- **Consigne**
Recopiez mot pour mot, dans l'article sur les « blédardes », le passage qui s'ouvre sur les mots contenant « Publié le 22 » et se clôt sur « même classe qu’eux. ».

- **Extrait de page**
>>>
Magazine

C’est quoi une  » blédarde  » ?

Publié le 22 mars 2011 par Maybachcarter

Je me souviens, quand je vivais encore au CMR, on avait coutume de repérer à distance les  » gens du village « . Le teint poussiéreux, des haillons en guise de tenue, le regard perdu et une drôle de manière de traverser la route… Les cousins qui venaient de la campagne, j’en avais horreur. Et j’étais loin d’être la seule. En fait, la plupart des jeunes résidant en ville avaient une forme de mépris pour leurs congénères venant des zones rurales, qui ne connaissaient ni les Spice Girls ni Sisqo ( à l’époque ) ou encore, n’avait jamais mangé de hamburger-frites et de pizzas. Finalement, par rapport à ces gens, on se sentait supérieur, plus cultivé, mieux éduqué et finalement, pas de la même classe qu’eux.
<<<
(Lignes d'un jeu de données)
>>>
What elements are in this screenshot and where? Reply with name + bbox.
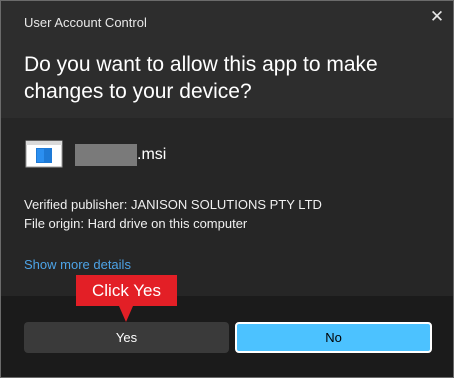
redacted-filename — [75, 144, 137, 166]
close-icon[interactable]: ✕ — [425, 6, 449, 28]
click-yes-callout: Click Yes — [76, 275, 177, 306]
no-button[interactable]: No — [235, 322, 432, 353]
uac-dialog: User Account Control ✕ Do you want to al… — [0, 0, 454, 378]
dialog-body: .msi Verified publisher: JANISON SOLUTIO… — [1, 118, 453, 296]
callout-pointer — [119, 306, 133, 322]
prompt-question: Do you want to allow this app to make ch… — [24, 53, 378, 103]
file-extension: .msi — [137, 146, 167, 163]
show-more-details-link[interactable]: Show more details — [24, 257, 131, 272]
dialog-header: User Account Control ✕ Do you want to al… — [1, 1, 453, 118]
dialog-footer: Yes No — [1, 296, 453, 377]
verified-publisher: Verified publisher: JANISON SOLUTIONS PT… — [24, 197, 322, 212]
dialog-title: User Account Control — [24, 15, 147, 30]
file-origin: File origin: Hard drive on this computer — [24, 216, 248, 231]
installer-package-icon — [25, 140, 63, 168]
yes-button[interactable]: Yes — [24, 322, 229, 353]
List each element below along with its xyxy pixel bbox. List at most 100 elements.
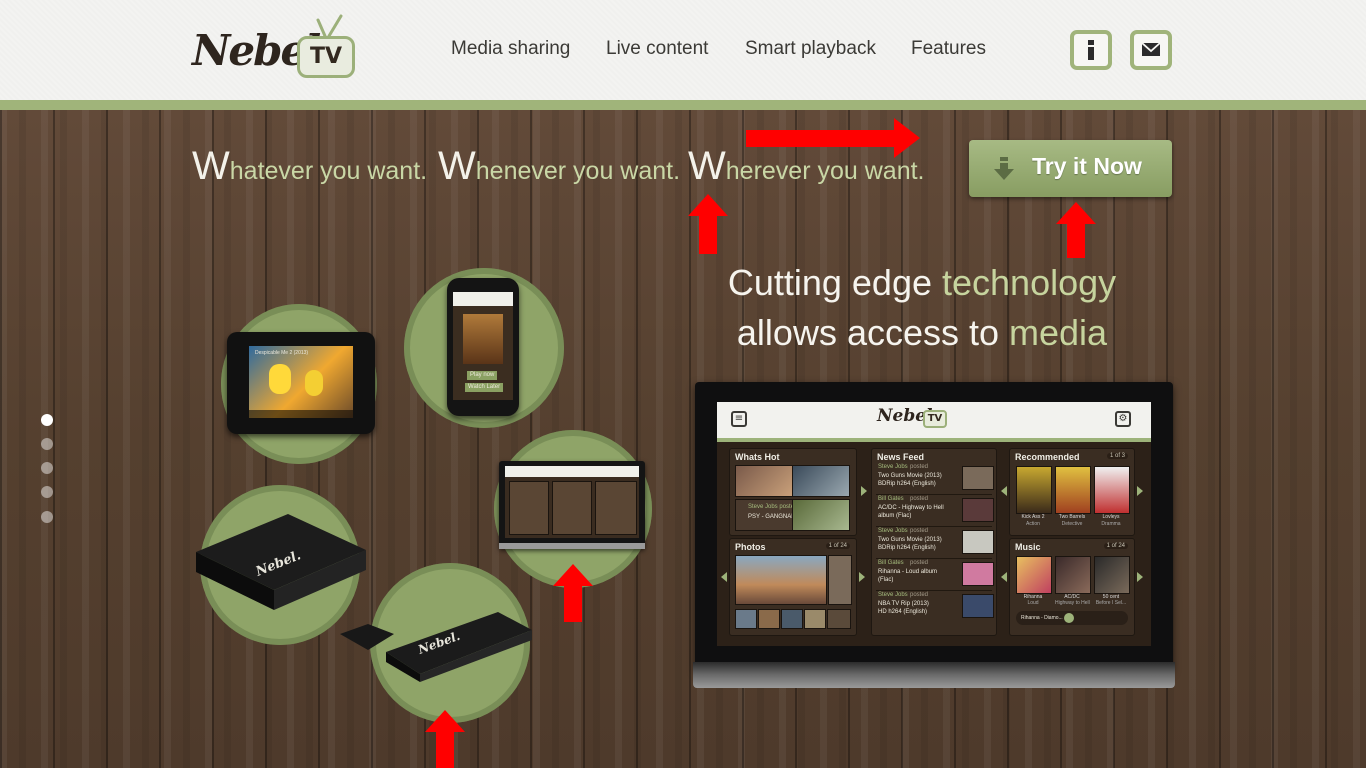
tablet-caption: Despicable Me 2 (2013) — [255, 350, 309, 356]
<<<
- **Résultat final**
Publié le 22 mars 2011 par Maybachcarter

Je me souviens, quand je vivais encore au CMR, on avait coutume de repérer à distance les  » gens du village « . Le teint poussiéreux, des haillons en guise de tenue, le regard perdu et une drôle de manière de traverser la route… Les cousins qui venaient de la campagne, j’en avais horreur. Et j’étais loin d’être la seule. En fait, la plupart des jeunes résidant en ville avaient une forme de mépris pour leurs congénères venant des zones rurales, qui ne connaissaient ni les Spice Girls ni Sisqo ( à l’époque ) ou encore, n’avait jamais mangé de hamburger-frites et de pizzas. Finalement, par rapport à ces gens, on se sentait supérieur, plus cultivé, mieux éduqué et finalement, pas de la même classe qu’eux.